### [Work instructions]
• a. How much did Jumia raise through secondary share sales between 2020 and 2021, according to the article on its share sale?
• b. Carry the article on Jumia's share sale forward from its final paragraph.

Quoted passage section start

African e-commerce company Jumia will sell 20 million U.S. depositary shares over the next two weeks, TechCrunch has learned. The market transaction is to capitalize on strong results despite a volatile market.
With Jumia’s stock priced at around $5.70 at the stock market open on Tuesday, the e-commerce company could potentially raise around $100 million through its new equity offering. However, the final amount will depend on the stock price, which has since fallen to $4.90. That decline, from around $11 as of Monday following a 200% rally over the past three months, could be attributed to shareholders reacting unfavorably to dilution news, the impact of global carry trades, or both.
This isn’t the first time Jumia has taken this approach. Between 2020 and 2021, the e-tailer raised nearly $600 million through secondary share sales.
CEO Francis Dufay, who is completing his first secondary share sale, said on a call with TechCrunch that Jumia is raising the money this time to accelerate its business after making significant progress in managing costs and improving efficiency.
“The new funding will be used to expand our supply chain network, specifically by enhancing logistics to reach smaller cities and expanding our overall network,” Dufay noted. “We also plan to invest in technology, focusing on marketing and supplier technology, which we believe will have a significant impact on growth. Ultimately, after a lot of deep, fundamental and hard work on costs and efficiency, we believe it is time to move the dial to growth and invest some extra money so we can grow the company faster and go even faster.”
Surpassing the 2 million milestone
Specifically, the funds will enhance Jumia’s cash position, which currently stands at $92.8 million ($45.1 million in cash and cash equivalents and $47.7 million in term deposits and other financial assets) as of its Q2 2024, its most recent financial report. This compares to the platform’s cash position of $120.6 million in Q4 2023 and $101.5 million in Q1 2024.
The funds raised will also be used for other purposes, including customer acquisition, product assortment, supply retention and adding new suppliers to its marketplace.
Jumia’s active customer base has hovered around two million for several quarters. The number represents a 6.0% quarter-over-quarter growth from Q1 2024 and a stable year-over-year growth from Q2 2023 to Q2 2024. “Our customer base is still relatively small, around two million active consumers per quarter, while we work in markets with over 600 million people. So we can do much more on the customer base,” Dufay said.

Quoted passage section end
Records supplied section start

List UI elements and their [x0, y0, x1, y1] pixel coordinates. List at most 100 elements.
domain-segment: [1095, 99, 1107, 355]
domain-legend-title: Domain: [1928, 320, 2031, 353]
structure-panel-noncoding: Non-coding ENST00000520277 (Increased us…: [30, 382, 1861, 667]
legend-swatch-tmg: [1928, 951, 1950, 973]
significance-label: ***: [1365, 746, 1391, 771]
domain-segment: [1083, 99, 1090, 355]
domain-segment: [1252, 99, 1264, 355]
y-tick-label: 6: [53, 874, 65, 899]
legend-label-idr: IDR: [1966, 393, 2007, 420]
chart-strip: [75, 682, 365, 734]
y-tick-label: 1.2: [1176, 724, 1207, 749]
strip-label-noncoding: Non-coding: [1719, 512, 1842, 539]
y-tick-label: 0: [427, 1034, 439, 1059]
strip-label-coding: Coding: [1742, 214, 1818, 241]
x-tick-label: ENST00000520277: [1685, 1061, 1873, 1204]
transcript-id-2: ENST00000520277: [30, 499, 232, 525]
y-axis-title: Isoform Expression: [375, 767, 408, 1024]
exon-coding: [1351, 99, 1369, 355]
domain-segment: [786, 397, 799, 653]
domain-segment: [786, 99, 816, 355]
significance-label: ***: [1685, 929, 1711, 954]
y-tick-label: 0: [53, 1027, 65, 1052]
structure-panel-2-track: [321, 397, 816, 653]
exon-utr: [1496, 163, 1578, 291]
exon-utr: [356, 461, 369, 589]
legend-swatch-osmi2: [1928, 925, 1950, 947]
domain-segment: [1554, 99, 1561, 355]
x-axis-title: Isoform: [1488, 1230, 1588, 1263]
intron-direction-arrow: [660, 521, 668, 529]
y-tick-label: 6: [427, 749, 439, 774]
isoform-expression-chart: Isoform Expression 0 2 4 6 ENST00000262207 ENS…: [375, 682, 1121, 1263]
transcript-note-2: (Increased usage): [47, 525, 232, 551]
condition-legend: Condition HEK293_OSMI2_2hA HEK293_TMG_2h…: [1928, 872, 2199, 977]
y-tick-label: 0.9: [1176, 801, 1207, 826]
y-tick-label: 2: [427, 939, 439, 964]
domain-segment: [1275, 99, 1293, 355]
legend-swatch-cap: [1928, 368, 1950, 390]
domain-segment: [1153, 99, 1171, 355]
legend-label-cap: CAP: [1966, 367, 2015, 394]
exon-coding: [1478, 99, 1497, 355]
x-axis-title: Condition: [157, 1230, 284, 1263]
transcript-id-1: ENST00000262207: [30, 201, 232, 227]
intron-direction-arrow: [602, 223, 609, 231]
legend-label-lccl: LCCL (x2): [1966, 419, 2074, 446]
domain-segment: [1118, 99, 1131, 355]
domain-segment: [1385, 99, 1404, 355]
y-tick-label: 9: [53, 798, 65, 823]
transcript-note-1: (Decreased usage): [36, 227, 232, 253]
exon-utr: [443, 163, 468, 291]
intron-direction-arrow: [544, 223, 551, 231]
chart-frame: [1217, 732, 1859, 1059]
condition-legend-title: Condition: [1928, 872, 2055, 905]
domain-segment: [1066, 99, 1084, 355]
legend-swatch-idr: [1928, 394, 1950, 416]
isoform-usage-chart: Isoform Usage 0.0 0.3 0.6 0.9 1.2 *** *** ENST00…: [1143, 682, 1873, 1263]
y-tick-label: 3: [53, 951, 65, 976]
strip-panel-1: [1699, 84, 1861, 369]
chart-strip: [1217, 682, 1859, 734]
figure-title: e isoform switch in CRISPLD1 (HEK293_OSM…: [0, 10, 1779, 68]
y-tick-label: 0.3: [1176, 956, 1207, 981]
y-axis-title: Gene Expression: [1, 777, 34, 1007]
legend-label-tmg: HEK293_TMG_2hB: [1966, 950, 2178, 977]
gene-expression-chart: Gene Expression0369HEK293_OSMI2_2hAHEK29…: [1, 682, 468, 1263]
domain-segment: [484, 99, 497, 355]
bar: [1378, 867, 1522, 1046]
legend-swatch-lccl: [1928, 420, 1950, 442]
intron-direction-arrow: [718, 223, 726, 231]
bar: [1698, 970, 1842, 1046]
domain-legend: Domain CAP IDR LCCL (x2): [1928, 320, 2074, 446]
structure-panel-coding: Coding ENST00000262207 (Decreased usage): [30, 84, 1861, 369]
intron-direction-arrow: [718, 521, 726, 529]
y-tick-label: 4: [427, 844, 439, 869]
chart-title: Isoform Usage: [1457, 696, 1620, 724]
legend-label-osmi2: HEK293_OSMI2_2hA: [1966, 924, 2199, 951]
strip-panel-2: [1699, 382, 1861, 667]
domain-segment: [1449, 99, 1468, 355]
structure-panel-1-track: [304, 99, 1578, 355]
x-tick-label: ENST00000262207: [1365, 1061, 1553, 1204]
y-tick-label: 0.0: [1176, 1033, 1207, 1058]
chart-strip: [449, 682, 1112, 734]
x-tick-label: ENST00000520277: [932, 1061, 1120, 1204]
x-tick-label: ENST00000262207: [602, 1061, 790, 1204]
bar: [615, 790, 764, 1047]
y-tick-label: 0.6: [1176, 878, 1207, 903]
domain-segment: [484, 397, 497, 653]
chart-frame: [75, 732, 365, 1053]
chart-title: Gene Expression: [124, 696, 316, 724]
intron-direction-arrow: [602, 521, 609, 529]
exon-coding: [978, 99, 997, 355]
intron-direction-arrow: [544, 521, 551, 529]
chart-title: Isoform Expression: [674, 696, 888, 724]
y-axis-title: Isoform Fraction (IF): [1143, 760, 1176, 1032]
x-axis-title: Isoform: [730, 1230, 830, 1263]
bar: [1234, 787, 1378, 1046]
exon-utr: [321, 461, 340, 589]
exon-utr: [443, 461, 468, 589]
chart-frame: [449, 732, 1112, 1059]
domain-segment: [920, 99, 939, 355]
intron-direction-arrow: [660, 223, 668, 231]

Records supplied section end

### [Answer list]
• a. Nearly $600 million.

• b.
Subsequently, orders increased 7% year-over-year to 4.8 million. Jumia attributes the growth to its product diversification, another area it plans to double down on with the new capital raised.
However, despite the increase in orders, Jumia’s GMV and revenue declined 5% and 17% year-over-year to $170.1 million and $36.5 million, respectively. As with most of Jumia’s financial reports since new management took over in Q4 2022, a recurring theme has been that these numbers typically show year-over-year improvement on a constant currency basis, but fluctuate in dollar terms due to devaluation. For example, Jumia’s GMV in constant currency grew 35.0% year-over-year, while revenue increased 15%.
“The devaluation that occurred in our two largest potential markets, Egypt and Nigeria, at the end of the first quarter had a significant impact on our revenues quarter-over-quarter,” Dufay said. “However, we have seen some signs of stabilization and a strong narrowing of the spread between the official and parallel market rates. More importantly, our ability to drive constant currency GMV growth demonstrates that our value proposition is working.”
Turning to profitability, Jumia’s adjusted EBITDA loss, which excludes financial costs, decreased 10% to $16.3 million, in line with a reduction in operating loss, which declined 8% year-over-year to $20.2 million, and was primarily driven by cost-saving initiatives.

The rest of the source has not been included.